## Start INPUT FOR THIS TASK

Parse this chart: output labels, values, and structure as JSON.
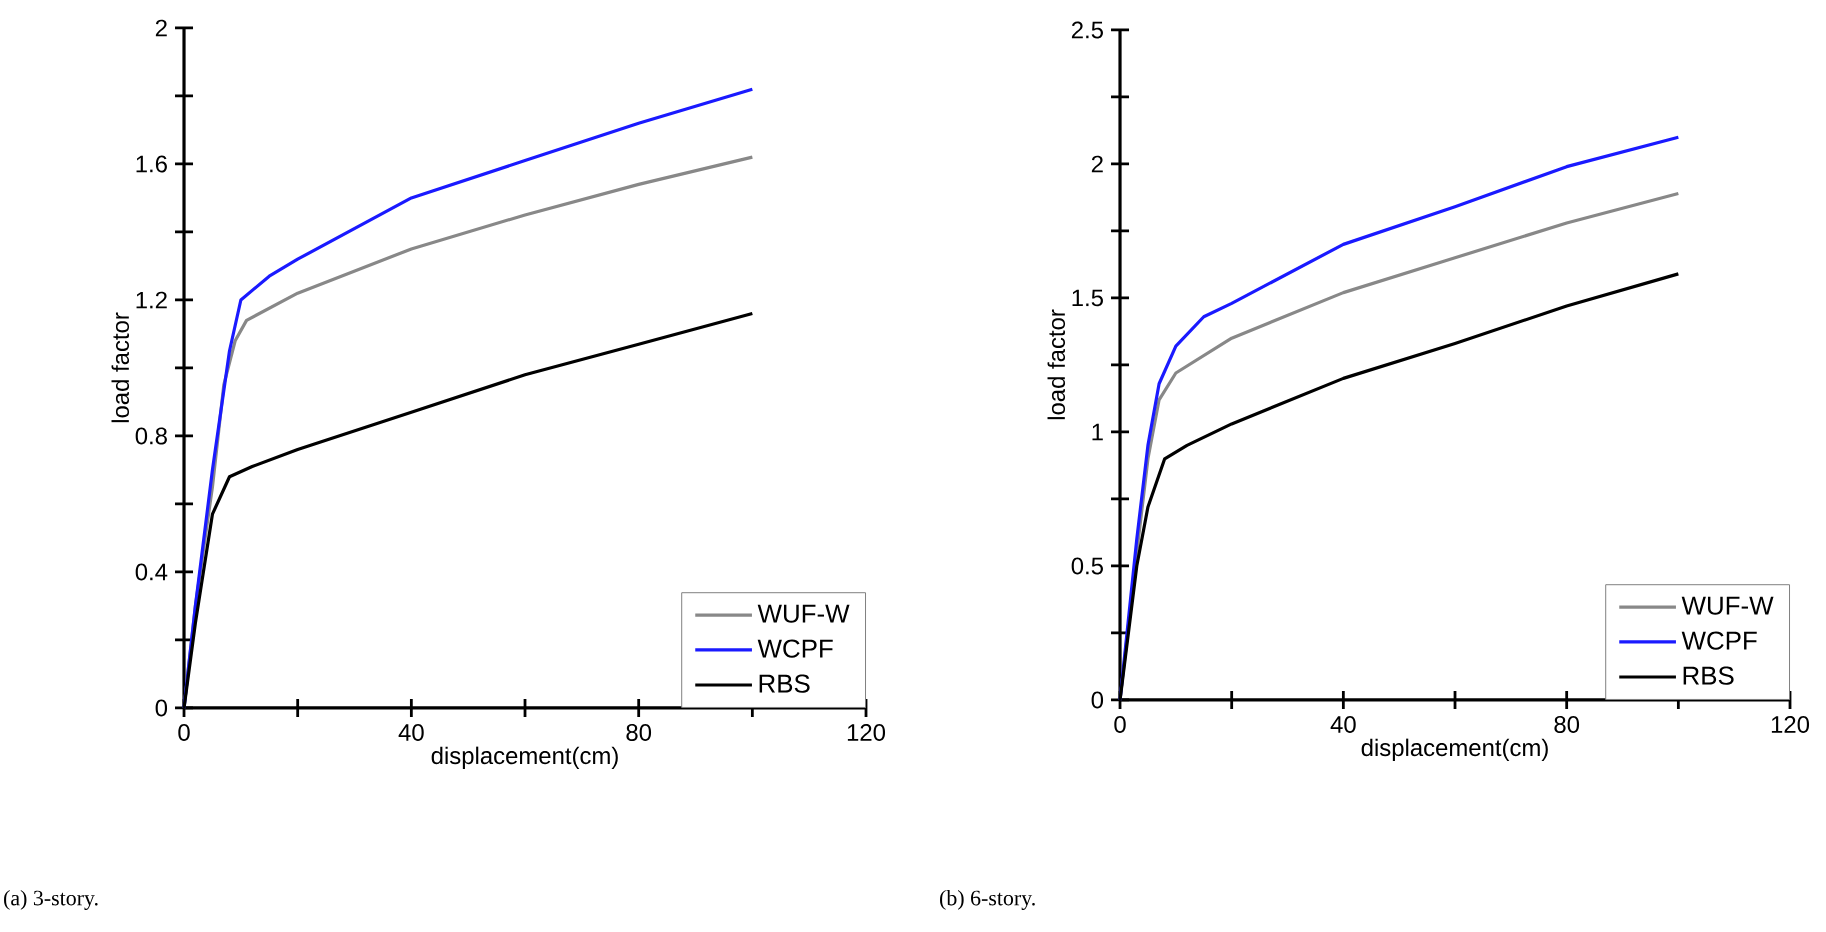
{
  "chart_data": [
    {
      "type": "line",
      "xlabel": "displacement(cm)",
      "ylabel": "load factor",
      "annotations": [
        "(a) 3-story."
      ],
      "xlim": [
        0,
        120
      ],
      "ylim": [
        0,
        2
      ],
      "xticks": [
        0,
        {
          "value": 20,
          "label": null
        },
        40,
        {
          "value": 60,
          "label": null
        },
        80,
        {
          "value": 100,
          "label": null
        },
        120
      ],
      "yticks": [
        0,
        {
          "value": 0.2,
          "label": null
        },
        0.4,
        {
          "value": 0.6,
          "label": null
        },
        0.8,
        {
          "value": 1.0,
          "label": null
        },
        1.2,
        {
          "value": 1.4,
          "label": null
        },
        1.6,
        {
          "value": 1.8,
          "label": null
        },
        2
      ],
      "grid": false,
      "legend": "bottom right",
      "marker": "none",
      "line_style": "solid",
      "series": [
        {
          "name": "WUF-W",
          "color": "#888888",
          "x": [
            0,
            2,
            5,
            7,
            9,
            11,
            20,
            40,
            60,
            80,
            100
          ],
          "values": [
            0,
            0.3,
            0.65,
            0.95,
            1.08,
            1.14,
            1.22,
            1.35,
            1.45,
            1.54,
            1.62
          ]
        },
        {
          "name": "WCPF",
          "color": "#1a1aff",
          "x": [
            0,
            2,
            5,
            8,
            10,
            15,
            20,
            40,
            60,
            80,
            100
          ],
          "values": [
            0,
            0.3,
            0.7,
            1.05,
            1.2,
            1.27,
            1.32,
            1.5,
            1.61,
            1.72,
            1.82
          ]
        },
        {
          "name": "RBS",
          "color": "#000000",
          "x": [
            0,
            2,
            5,
            8,
            12,
            20,
            40,
            60,
            80,
            100
          ],
          "values": [
            0,
            0.25,
            0.57,
            0.68,
            0.71,
            0.76,
            0.87,
            0.98,
            1.07,
            1.16
          ]
        }
      ]
    },
    {
      "type": "line",
      "xlabel": "displacement(cm)",
      "ylabel": "load factor",
      "annotations": [
        "(b) 6-story."
      ],
      "xlim": [
        0,
        120
      ],
      "ylim": [
        0,
        2.5
      ],
      "xticks": [
        0,
        {
          "value": 20,
          "label": null
        },
        40,
        {
          "value": 60,
          "label": null
        },
        80,
        {
          "value": 100,
          "label": null
        },
        120
      ],
      "yticks": [
        0,
        {
          "value": 0.25,
          "label": null
        },
        0.5,
        {
          "value": 0.75,
          "label": null
        },
        1,
        {
          "value": 1.25,
          "label": null
        },
        1.5,
        {
          "value": 1.75,
          "label": null
        },
        2,
        {
          "value": 2.25,
          "label": null
        },
        2.5
      ],
      "grid": false,
      "legend": "bottom right",
      "marker": "none",
      "line_style": "solid",
      "series": [
        {
          "name": "WUF-W",
          "color": "#888888",
          "x": [
            0,
            3,
            5,
            7,
            10,
            20,
            40,
            60,
            80,
            100
          ],
          "values": [
            0,
            0.55,
            0.9,
            1.12,
            1.22,
            1.35,
            1.52,
            1.65,
            1.78,
            1.89
          ]
        },
        {
          "name": "WCPF",
          "color": "#1a1aff",
          "x": [
            0,
            3,
            5,
            7,
            10,
            15,
            20,
            40,
            60,
            80,
            100
          ],
          "values": [
            0,
            0.6,
            0.95,
            1.18,
            1.32,
            1.43,
            1.48,
            1.7,
            1.84,
            1.99,
            2.1
          ]
        },
        {
          "name": "RBS",
          "color": "#000000",
          "x": [
            0,
            3,
            5,
            8,
            12,
            20,
            40,
            60,
            80,
            100
          ],
          "values": [
            0,
            0.5,
            0.72,
            0.9,
            0.95,
            1.03,
            1.2,
            1.33,
            1.47,
            1.59
          ]
        }
      ]
    }
  ]
}
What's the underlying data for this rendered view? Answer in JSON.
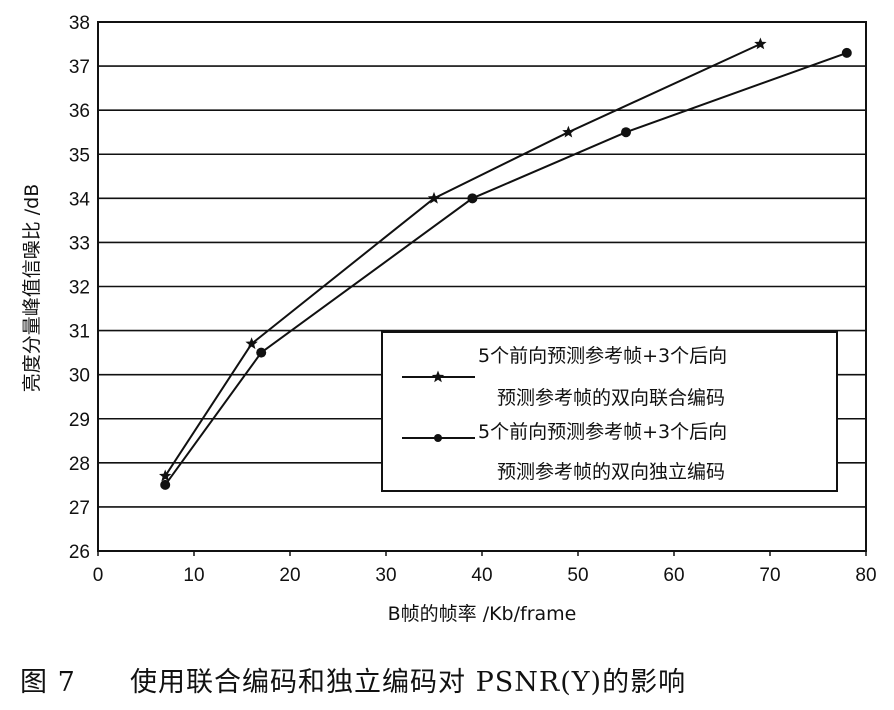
{
  "chart_data": {
    "type": "line",
    "title": "",
    "xlabel": "B帧的帧率 /Kb/frame",
    "ylabel": "亮度分量峰值信噪比 /dB",
    "xlim": [
      0,
      80
    ],
    "ylim": [
      26,
      38
    ],
    "x_ticks": [
      "0",
      "10",
      "20",
      "30",
      "40",
      "50",
      "60",
      "70",
      "80"
    ],
    "y_ticks": [
      "26",
      "27",
      "28",
      "29",
      "30",
      "31",
      "32",
      "33",
      "34",
      "35",
      "36",
      "37",
      "38"
    ],
    "grid": "horizontal",
    "legend_position": "lower-right",
    "series": [
      {
        "legend_line1": "5个前向预测参考帧+3个后向",
        "legend_line2": "预测参考帧的双向联合编码",
        "marker": "star",
        "x": [
          7,
          16,
          35,
          49,
          69
        ],
        "y": [
          27.7,
          30.7,
          34.0,
          35.5,
          37.5
        ]
      },
      {
        "legend_line1": "5个前向预测参考帧+3个后向",
        "legend_line2": "预测参考帧的双向独立编码",
        "marker": "circle",
        "x": [
          7,
          17,
          39,
          55,
          78
        ],
        "y": [
          27.5,
          30.5,
          34.0,
          35.5,
          37.3
        ]
      }
    ]
  },
  "caption": {
    "figure_no": "图 7",
    "text": "使用联合编码和独立编码对 PSNR(Y)的影响"
  },
  "colors": {
    "line": "#111111",
    "grid": "#111111",
    "background": "#ffffff"
  }
}
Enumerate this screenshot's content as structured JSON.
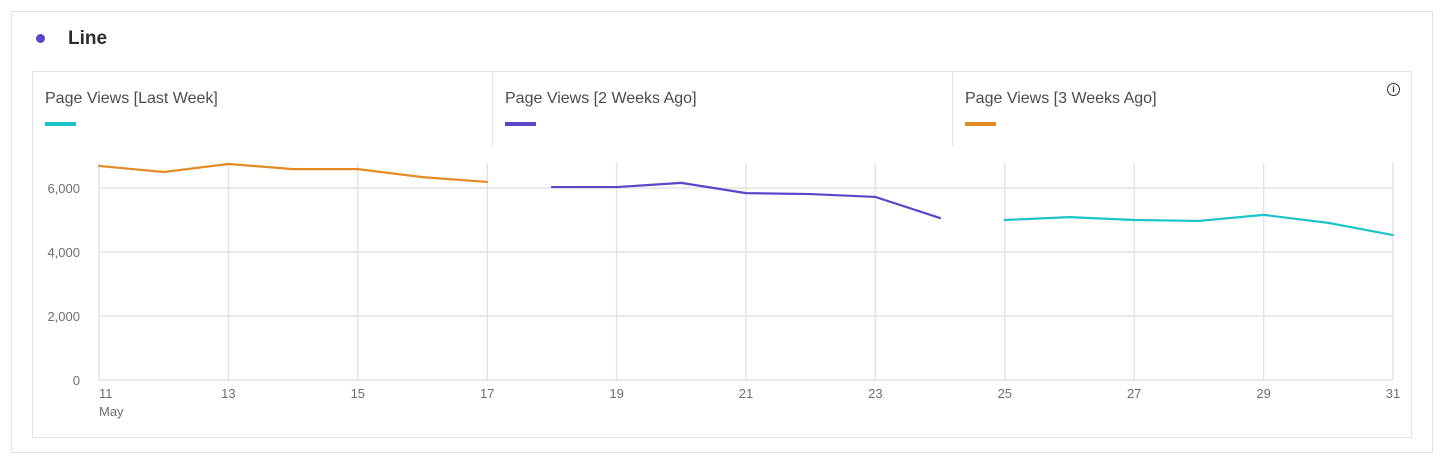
{
  "card": {
    "title": "Line"
  },
  "colors": {
    "last_week": "#1bc4c9",
    "two_weeks": "#5b45c9",
    "three_weeks": "#e48a23",
    "title_dot": "#5b45c9"
  },
  "chart_data": {
    "type": "line",
    "title": "Line",
    "legend": [
      "Page Views [Last Week]",
      "Page Views [2 Weeks Ago]",
      "Page Views [3 Weeks Ago]"
    ],
    "y_ticks": [
      "0",
      "2,000",
      "4,000",
      "6,000"
    ],
    "ylim": [
      0,
      7000
    ],
    "x_ticks": [
      "11",
      "13",
      "15",
      "17",
      "19",
      "21",
      "23",
      "25",
      "27",
      "29",
      "31"
    ],
    "x_sublabel": "May",
    "series": [
      {
        "name": "Page Views [3 Weeks Ago]",
        "days": [
          11,
          12,
          13,
          14,
          15,
          16,
          17
        ],
        "values": [
          6690,
          6500,
          6750,
          6590,
          6590,
          6340,
          6190
        ]
      },
      {
        "name": "Page Views [2 Weeks Ago]",
        "days": [
          18,
          19,
          20,
          21,
          22,
          23,
          24
        ],
        "values": [
          6030,
          6030,
          6160,
          5840,
          5810,
          5720,
          5060
        ]
      },
      {
        "name": "Page Views [Last Week]",
        "days": [
          25,
          26,
          27,
          28,
          29,
          30,
          31
        ],
        "values": [
          5000,
          5090,
          5000,
          4970,
          5160,
          4910,
          4530
        ]
      }
    ]
  }
}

## End INPUT FOR THIS TASK

WHAT TO WORK ON: Leave the pictures out, and print every line of the listing exactly as written.

RESPONSE TO THIS EXERCISE:
Parse this chart: output labels, values, and structure as JSON.
{
  "chart_data": [
    {
      "type": "line",
      "xlabel": "displacement(cm)",
      "ylabel": "load factor",
      "annotations": [
        "(a) 3-story."
      ],
      "xlim": [
        0,
        120
      ],
      "ylim": [
        0,
        2
      ],
      "xticks": [
        0,
        {
          "value": 20,
          "label": null
        },
        40,
        {
          "value": 60,
          "label": null
        },
        80,
        {
          "value": 100,
          "label": null
        },
        120
      ],
      "yticks": [
        0,
        {
          "value": 0.2,
          "label": null
        },
        0.4,
        {
          "value": 0.6,
          "label": null
        },
        0.8,
        {
          "value": 1.0,
          "label": null
        },
        1.2,
        {
          "value": 1.4,
          "label": null
        },
        1.6,
        {
          "value": 1.8,
          "label": null
        },
        2
      ],
      "grid": false,
      "legend": "bottom right",
      "marker": "none",
      "line_style": "solid",
      "series": [
        {
          "name": "WUF-W",
          "color": "#888888",
          "x": [
            0,
            2,
            5,
            7,
            9,
            11,
            20,
            40,
            60,
            80,
            100
          ],
          "values": [
            0,
            0.3,
            0.65,
            0.95,
            1.08,
            1.14,
            1.22,
            1.35,
            1.45,
            1.54,
            1.62
          ]
        },
        {
          "name": "WCPF",
          "color": "#1a1aff",
          "x": [
            0,
            2,
            5,
            8,
            10,
            15,
            20,
            40,
            60,
            80,
            100
          ],
          "values": [
            0,
            0.3,
            0.7,
            1.05,
            1.2,
            1.27,
            1.32,
            1.5,
            1.61,
            1.72,
            1.82
          ]
        },
        {
          "name": "RBS",
          "color": "#000000",
          "x": [
            0,
            2,
            5,
            8,
            12,
            20,
            40,
            60,
            80,
            100
          ],
          "values": [
            0,
            0.25,
            0.57,
            0.68,
            0.71,
            0.76,
            0.87,
            0.98,
            1.07,
            1.16
          ]
        }
      ]
    },
    {
      "type": "line",
      "xlabel": "displacement(cm)",
      "ylabel": "load factor",
      "annotations": [
        "(b) 6-story."
      ],
      "xlim": [
        0,
        120
      ],
      "ylim": [
        0,
        2.5
      ],
      "xticks": [
        0,
        {
          "value": 20,
          "label": null
        },
        40,
        {
          "value": 60,
          "label": null
        },
        80,
        {
          "value": 100,
          "label": null
        },
        120
      ],
      "yticks": [
        0,
        {
          "value": 0.25,
          "label": null
        },
        0.5,
        {
          "value": 0.75,
          "label": null
        },
        1,
        {
          "value": 1.25,
          "label": null
        },
        1.5,
        {
          "value": 1.75,
          "label": null
        },
        2,
        {
          "value": 2.25,
          "label": null
        },
        2.5
      ],
      "grid": false,
      "legend": "bottom right",
      "marker": "none",
      "line_style": "solid",
      "series": [
        {
          "name": "WUF-W",
          "color": "#888888",
          "x": [
            0,
            3,
            5,
            7,
            10,
            20,
            40,
            60,
            80,
            100
          ],
          "values": [
            0,
            0.55,
            0.9,
            1.12,
            1.22,
            1.35,
            1.52,
            1.65,
            1.78,
            1.89
          ]
        },
        {
          "name": "WCPF",
          "color": "#1a1aff",
          "x": [
            0,
            3,
            5,
            7,
            10,
            15,
            20,
            40,
            60,
            80,
            100
          ],
          "values": [
            0,
            0.6,
            0.95,
            1.18,
            1.32,
            1.43,
            1.48,
            1.7,
            1.84,
            1.99,
            2.1
          ]
        },
        {
          "name": "RBS",
          "color": "#000000",
          "x": [
            0,
            3,
            5,
            8,
            12,
            20,
            40,
            60,
            80,
            100
          ],
          "values": [
            0,
            0.5,
            0.72,
            0.9,
            0.95,
            1.03,
            1.2,
            1.33,
            1.47,
            1.59
          ]
        }
      ]
    }
  ]
}
What's the underlying data for this rendered view? Answer in JSON.
{
  "chart_data": {
    "type": "line",
    "title": "",
    "xlabel": "B帧的帧率 /Kb/frame",
    "ylabel": "亮度分量峰值信噪比 /dB",
    "xlim": [
      0,
      80
    ],
    "ylim": [
      26,
      38
    ],
    "x_ticks": [
      "0",
      "10",
      "20",
      "30",
      "40",
      "50",
      "60",
      "70",
      "80"
    ],
    "y_ticks": [
      "26",
      "27",
      "28",
      "29",
      "30",
      "31",
      "32",
      "33",
      "34",
      "35",
      "36",
      "37",
      "38"
    ],
    "grid": "horizontal",
    "legend_position": "lower-right",
    "series": [
      {
        "legend_line1": "5个前向预测参考帧+3个后向",
        "legend_line2": "预测参考帧的双向联合编码",
        "marker": "star",
        "x": [
          7,
          16,
          35,
          49,
          69
        ],
        "y": [
          27.7,
          30.7,
          34.0,
          35.5,
          37.5
        ]
      },
      {
        "legend_line1": "5个前向预测参考帧+3个后向",
        "legend_line2": "预测参考帧的双向独立编码",
        "marker": "circle",
        "x": [
          7,
          17,
          39,
          55,
          78
        ],
        "y": [
          27.5,
          30.5,
          34.0,
          35.5,
          37.3
        ]
      }
    ]
  },
  "caption": {
    "figure_no": "图 7",
    "text": "使用联合编码和独立编码对 PSNR(Y)的影响"
  },
  "colors": {
    "line": "#111111",
    "grid": "#111111",
    "background": "#ffffff"
  }
}
Enumerate this screenshot's content as structured JSON.
{
  "card": {
    "title": "Line"
  },
  "colors": {
    "last_week": "#1bc4c9",
    "two_weeks": "#5b45c9",
    "three_weeks": "#e48a23",
    "title_dot": "#5b45c9"
  },
  "chart_data": {
    "type": "line",
    "title": "Line",
    "legend": [
      "Page Views [Last Week]",
      "Page Views [2 Weeks Ago]",
      "Page Views [3 Weeks Ago]"
    ],
    "y_ticks": [
      "0",
      "2,000",
      "4,000",
      "6,000"
    ],
    "ylim": [
      0,
      7000
    ],
    "x_ticks": [
      "11",
      "13",
      "15",
      "17",
      "19",
      "21",
      "23",
      "25",
      "27",
      "29",
      "31"
    ],
    "x_sublabel": "May",
    "series": [
      {
        "name": "Page Views [3 Weeks Ago]",
        "days": [
          11,
          12,
          13,
          14,
          15,
          16,
          17
        ],
        "values": [
          6690,
          6500,
          6750,
          6590,
          6590,
          6340,
          6190
        ]
      },
      {
        "name": "Page Views [2 Weeks Ago]",
        "days": [
          18,
          19,
          20,
          21,
          22,
          23,
          24
        ],
        "values": [
          6030,
          6030,
          6160,
          5840,
          5810,
          5720,
          5060
        ]
      },
      {
        "name": "Page Views [Last Week]",
        "days": [
          25,
          26,
          27,
          28,
          29,
          30,
          31
        ],
        "values": [
          5000,
          5090,
          5000,
          4970,
          5160,
          4910,
          4530
        ]
      }
    ]
  }
}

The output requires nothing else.